[DATA PROVIDED]
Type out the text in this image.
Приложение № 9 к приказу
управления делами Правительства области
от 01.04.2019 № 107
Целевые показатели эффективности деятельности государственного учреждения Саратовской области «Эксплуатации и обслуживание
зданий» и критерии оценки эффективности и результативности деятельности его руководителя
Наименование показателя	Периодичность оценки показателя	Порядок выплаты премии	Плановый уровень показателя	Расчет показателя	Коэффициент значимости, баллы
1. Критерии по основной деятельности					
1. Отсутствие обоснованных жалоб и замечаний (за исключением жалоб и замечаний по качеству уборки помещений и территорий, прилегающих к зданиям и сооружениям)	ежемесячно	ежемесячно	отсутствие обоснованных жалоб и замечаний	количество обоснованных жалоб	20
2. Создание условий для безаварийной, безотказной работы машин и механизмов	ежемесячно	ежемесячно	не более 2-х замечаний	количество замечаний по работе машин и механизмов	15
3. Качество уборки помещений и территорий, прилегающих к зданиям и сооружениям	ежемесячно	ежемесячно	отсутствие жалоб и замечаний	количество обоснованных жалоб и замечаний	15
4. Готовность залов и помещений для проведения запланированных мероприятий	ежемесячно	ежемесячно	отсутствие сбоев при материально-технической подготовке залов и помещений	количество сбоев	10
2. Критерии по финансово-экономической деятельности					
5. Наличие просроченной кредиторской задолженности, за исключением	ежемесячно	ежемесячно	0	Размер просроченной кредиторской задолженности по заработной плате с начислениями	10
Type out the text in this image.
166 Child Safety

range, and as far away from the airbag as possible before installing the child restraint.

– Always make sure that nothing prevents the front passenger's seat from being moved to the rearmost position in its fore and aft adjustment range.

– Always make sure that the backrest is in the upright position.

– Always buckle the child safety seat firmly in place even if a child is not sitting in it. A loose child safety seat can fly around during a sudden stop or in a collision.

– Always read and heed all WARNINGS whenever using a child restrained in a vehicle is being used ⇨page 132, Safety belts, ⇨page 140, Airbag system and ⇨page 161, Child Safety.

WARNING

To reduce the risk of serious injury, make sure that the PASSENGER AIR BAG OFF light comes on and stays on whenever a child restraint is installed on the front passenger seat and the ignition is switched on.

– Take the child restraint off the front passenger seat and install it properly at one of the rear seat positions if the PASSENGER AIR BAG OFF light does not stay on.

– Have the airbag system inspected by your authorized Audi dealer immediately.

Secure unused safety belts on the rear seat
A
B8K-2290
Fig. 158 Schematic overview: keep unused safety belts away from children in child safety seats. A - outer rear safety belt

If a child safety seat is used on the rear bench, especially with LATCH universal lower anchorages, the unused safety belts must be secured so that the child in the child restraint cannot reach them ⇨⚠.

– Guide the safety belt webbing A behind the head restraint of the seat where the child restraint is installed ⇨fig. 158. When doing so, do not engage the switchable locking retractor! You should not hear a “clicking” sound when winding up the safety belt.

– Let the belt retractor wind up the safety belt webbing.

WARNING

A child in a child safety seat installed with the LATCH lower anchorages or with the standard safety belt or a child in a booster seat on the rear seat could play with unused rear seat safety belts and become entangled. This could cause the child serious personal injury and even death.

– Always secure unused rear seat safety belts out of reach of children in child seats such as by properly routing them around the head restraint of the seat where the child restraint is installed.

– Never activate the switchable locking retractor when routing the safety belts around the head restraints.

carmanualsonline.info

[GOAL] Search the lines above for the string "from", then show every one that has it.

[TASK RESULT]
range, and as far away from the airbag as possible before installing the child restraint.
– Always make sure that nothing prevents the front passenger's seat from being moved to the rearmost position in its fore and aft adjustment range.
Fig. 158 Schematic overview: keep unused safety belts away from children in child safety seats. A - outer rear safety belt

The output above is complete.